Passage extrait.
★ ★ ★ ★ ★

Le suivi des engagements reste en suspens
Deux enjeux essentiels de la conférence restent alors sans réponse. En décembre 2022, la COP15 avait accouché d’un objectif ambitieux : protéger au moins 30% des terres et des mers d’ici à 2030 (notre article). À Cali, les 196 parties devaient fixer un cadre autour du suivi de ces engagements et adopter un processus de reporting des avancées des différents pays.
Hélas, les tractations ont mené à une impasse. «On regrette vraiment de ne pas avoir pu aboutir à un cadre de suivi solide pour bien mettre en œuvre les engagements pris à la COP15 de Kunming-Montréal en 2022, ce qui était pour nous l’enjeu principal de cette COP», déplore le cabinet de la ministre de la transition écologique, Agnès Pannier-Runacher. Les États se sont promis de faire un état des lieux des progrès et des obstacles rencontrés en 2026, mais ils ne se sont pour l’instant pas accordés sur les indicateurs de suivi à adopter.
Pas de consensus sur la finance
Second point inachevé : la question du soutien financier des pays du Nord à ceux du Sud. Les discussions avaient patiné toute la journée et toute la nuit de vendredi à samedi autour de la mise en œuvre d’un nouveau fonds de solidarité. Les pays en développement considèrent que les fonds existants ne répondent pas à leurs besoins grandissants en matière de protection de la biodiversité, tandis que les pays riches arguent qu’il ne sert à rien de multiplier les organes de financements et qu’il ne suffit pas de créer une nouvelle caisse pour qu’elle soit abondée de nouveaux dollars.

★ ★ ★ ★ ★

Défis.
a) Pouvez-vous reproduire mot pour mot le passage de l'extrait sur la COP de Cali qui va de « Hélas, les tractations » jusqu'à « suivi à adopter. » ?
b) Pouvez-vous poursuivre l'extrait sur la COP de Cali à partir de sa dernière phrase ?
Les données placées ci-dessous forment un matériau distinct de l'extrait sur la COP de Cali.

Données fournies.
★ ★ ★ ★ ★

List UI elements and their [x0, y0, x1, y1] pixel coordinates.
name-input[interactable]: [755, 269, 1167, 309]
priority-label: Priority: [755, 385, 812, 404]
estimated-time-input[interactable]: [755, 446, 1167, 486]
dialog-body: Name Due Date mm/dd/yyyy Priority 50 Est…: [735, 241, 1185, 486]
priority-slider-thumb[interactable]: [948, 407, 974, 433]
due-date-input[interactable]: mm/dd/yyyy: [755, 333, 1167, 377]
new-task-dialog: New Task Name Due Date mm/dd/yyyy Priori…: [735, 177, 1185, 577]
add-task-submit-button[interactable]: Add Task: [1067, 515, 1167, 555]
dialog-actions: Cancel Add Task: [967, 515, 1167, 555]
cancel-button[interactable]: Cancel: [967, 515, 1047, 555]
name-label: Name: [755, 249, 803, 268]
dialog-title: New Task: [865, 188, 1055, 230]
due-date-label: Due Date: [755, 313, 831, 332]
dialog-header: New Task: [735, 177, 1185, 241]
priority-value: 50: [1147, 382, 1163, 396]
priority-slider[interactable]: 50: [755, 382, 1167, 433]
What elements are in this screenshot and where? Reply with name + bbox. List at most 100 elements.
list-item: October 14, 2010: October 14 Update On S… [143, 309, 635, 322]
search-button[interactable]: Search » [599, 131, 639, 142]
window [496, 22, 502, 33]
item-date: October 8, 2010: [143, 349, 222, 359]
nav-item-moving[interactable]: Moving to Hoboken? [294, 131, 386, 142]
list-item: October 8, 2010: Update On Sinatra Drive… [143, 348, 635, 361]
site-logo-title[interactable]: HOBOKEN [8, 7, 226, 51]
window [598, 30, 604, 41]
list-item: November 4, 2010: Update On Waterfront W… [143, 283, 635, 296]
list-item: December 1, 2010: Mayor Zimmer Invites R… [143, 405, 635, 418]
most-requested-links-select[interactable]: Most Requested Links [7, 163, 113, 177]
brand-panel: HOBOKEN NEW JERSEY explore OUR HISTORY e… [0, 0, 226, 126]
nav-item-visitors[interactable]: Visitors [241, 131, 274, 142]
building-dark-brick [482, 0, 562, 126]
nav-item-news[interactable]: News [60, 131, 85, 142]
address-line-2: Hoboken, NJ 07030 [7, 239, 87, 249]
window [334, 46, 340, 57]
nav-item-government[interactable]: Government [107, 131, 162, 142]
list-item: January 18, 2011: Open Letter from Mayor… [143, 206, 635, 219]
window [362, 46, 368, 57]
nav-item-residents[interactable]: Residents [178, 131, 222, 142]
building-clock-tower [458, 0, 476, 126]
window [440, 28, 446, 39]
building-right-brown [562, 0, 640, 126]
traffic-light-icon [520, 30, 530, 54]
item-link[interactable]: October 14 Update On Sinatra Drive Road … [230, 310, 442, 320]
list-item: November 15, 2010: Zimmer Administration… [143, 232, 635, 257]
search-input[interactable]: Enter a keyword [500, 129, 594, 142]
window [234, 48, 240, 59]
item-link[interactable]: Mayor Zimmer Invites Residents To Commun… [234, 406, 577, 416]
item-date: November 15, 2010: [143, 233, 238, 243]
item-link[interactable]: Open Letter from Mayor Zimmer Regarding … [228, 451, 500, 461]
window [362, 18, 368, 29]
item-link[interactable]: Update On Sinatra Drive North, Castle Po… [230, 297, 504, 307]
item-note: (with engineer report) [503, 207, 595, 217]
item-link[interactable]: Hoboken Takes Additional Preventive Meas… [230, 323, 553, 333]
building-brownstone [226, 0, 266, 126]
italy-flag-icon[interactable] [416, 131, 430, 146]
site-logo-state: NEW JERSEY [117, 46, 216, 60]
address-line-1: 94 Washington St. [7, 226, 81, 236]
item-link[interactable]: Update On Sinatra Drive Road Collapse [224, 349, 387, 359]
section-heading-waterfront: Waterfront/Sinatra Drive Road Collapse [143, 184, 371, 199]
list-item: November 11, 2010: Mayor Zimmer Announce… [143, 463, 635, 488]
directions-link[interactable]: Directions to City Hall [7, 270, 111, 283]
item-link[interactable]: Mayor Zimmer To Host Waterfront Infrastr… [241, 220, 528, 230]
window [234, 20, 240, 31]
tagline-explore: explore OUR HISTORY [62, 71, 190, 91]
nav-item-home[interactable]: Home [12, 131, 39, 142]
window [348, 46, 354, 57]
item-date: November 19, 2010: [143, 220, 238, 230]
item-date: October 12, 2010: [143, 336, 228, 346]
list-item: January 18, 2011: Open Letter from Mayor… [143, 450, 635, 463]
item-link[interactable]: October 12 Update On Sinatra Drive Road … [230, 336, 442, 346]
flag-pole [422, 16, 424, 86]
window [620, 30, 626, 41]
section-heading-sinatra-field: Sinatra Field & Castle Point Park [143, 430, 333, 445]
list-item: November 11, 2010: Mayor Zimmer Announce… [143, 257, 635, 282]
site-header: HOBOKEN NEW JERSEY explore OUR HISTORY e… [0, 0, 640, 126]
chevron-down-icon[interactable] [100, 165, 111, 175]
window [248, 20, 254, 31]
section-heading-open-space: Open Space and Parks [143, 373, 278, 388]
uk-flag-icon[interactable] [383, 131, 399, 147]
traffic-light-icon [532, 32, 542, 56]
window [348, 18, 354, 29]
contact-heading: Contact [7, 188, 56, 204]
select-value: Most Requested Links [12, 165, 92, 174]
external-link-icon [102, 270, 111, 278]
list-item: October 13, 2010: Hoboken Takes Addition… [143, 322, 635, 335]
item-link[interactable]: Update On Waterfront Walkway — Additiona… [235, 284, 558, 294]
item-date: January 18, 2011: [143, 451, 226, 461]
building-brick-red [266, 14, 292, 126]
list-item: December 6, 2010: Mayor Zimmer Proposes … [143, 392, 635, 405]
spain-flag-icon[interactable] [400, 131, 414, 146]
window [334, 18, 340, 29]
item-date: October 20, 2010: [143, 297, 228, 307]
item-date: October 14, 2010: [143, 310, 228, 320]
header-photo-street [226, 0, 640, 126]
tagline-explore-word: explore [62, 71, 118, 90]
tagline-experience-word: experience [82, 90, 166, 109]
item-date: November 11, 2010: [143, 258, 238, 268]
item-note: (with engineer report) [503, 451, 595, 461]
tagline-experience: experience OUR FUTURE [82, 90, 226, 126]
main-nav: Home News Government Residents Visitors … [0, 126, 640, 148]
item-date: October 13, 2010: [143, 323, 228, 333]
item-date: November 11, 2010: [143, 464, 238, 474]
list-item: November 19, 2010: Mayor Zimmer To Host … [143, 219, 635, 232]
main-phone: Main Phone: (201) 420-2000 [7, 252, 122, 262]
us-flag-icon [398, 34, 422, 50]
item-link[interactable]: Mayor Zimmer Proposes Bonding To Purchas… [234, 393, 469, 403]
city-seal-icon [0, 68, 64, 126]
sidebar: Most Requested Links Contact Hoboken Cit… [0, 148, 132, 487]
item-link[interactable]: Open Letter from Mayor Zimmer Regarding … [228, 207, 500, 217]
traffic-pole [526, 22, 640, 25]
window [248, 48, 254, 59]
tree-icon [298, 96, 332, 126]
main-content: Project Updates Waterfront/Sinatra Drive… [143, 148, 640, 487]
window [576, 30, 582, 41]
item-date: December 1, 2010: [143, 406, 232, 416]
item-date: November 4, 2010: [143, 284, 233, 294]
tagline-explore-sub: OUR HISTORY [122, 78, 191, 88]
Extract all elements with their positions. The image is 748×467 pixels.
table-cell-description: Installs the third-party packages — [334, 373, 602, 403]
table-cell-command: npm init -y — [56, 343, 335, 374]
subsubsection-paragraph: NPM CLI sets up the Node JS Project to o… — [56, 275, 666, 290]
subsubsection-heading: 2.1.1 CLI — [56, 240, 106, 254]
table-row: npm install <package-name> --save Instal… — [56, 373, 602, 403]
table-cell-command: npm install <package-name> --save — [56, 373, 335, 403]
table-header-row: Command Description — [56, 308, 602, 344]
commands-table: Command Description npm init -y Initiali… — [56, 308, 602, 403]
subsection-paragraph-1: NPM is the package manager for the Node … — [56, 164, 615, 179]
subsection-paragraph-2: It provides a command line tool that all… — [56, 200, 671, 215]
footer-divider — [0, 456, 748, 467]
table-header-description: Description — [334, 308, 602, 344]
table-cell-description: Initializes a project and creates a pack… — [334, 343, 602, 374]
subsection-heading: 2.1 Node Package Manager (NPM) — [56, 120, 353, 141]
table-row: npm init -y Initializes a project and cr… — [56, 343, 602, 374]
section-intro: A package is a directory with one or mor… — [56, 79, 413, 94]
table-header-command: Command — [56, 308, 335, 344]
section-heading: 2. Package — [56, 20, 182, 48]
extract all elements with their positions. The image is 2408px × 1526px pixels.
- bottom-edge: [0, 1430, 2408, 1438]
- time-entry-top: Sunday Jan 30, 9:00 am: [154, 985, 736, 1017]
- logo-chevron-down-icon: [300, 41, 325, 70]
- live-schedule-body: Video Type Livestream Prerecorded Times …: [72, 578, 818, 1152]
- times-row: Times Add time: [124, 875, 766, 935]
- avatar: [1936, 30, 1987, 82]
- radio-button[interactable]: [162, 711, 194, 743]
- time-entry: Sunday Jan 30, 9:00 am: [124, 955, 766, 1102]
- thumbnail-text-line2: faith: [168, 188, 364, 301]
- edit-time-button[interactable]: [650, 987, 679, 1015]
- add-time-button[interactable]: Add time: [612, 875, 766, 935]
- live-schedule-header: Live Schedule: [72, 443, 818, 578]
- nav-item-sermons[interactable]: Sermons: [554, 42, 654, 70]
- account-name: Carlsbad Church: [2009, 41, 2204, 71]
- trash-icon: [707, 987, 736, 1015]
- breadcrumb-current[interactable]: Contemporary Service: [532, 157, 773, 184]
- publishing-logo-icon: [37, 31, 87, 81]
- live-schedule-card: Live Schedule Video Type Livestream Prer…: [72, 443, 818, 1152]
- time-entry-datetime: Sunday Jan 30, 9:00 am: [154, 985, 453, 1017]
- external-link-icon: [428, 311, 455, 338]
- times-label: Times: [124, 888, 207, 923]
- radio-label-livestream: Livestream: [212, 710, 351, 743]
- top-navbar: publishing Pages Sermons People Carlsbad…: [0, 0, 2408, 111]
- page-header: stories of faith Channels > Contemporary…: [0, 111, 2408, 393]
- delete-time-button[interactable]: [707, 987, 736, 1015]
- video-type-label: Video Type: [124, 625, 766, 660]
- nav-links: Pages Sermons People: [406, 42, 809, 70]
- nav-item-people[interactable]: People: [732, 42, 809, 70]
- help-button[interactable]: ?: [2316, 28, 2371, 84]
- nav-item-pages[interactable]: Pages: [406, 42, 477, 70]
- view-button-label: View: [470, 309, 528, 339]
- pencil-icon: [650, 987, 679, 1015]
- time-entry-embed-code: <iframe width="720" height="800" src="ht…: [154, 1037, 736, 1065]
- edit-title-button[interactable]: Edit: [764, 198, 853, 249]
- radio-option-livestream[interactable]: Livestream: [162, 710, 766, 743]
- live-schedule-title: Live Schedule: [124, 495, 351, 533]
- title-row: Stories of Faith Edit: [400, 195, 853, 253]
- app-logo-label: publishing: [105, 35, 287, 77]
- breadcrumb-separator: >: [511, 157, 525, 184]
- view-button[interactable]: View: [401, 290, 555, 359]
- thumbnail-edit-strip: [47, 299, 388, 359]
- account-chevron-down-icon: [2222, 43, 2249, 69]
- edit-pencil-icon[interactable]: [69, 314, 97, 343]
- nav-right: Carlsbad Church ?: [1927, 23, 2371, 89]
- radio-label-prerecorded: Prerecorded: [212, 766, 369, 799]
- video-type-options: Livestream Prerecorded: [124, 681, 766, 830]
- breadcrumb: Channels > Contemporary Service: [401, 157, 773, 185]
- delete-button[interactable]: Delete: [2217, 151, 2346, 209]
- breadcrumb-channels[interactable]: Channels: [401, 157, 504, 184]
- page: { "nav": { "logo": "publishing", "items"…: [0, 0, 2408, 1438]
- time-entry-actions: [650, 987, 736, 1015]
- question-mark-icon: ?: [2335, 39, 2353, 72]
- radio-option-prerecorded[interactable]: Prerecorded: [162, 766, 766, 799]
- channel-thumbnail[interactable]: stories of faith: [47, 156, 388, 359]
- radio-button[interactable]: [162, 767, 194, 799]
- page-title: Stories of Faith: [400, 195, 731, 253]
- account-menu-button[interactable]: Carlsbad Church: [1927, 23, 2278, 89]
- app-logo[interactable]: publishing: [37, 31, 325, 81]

★ ★ ★ ★ ★

Réponses par tâche.
a)
Hélas, les tractations ont mené à une impasse. «On regrette vraiment de ne pas avoir pu aboutir à un cadre de suivi solide pour bien mettre en œuvre les engagements pris à la COP15 de Kunming-Montréal en 2022, ce qui était pour nous l’enjeu principal de cette COP», déplore le cabinet de la ministre de la transition écologique, Agnès Pannier-Runacher. Les États se sont promis de faire un état des lieux des progrès et des obstacles rencontrés en 2026, mais ils ne se sont pour l’instant pas accordés sur les indicateurs de suivi à adopter.

b)
Dans une version initiale d’un texte sur la finance, publiée vendredi matin, la présidence colombienne de la COP16 suggérait le lancement d’un processus de travail autour de la création d’un nouvel instrument financier, dont la décision serait actée (ou non) lors de la COP17 en 2026. Quelques heures plus tard, la Colombie proposait finalement la mise en place d’un nouveau fonds devant être pleinement opérationnel d’ici à 2030. Une ligne rouge pour les pays riches, et qui n’a pu être dépassée par manque de temps.
«Ce signal négatif va retentir sur les autres négociations environnementales d’ici à la fin de l’année : climat, plastiques, désertification», regrette Sébastien Treyer, directeur de l’Institut du développement durable et des relations internationales (Iddri). Les points qui n’ont pas pu être adoptés lors de cette session sont repoussés à une date ultérieure – a priori lors de discussions à Bangkok (Thaïlande).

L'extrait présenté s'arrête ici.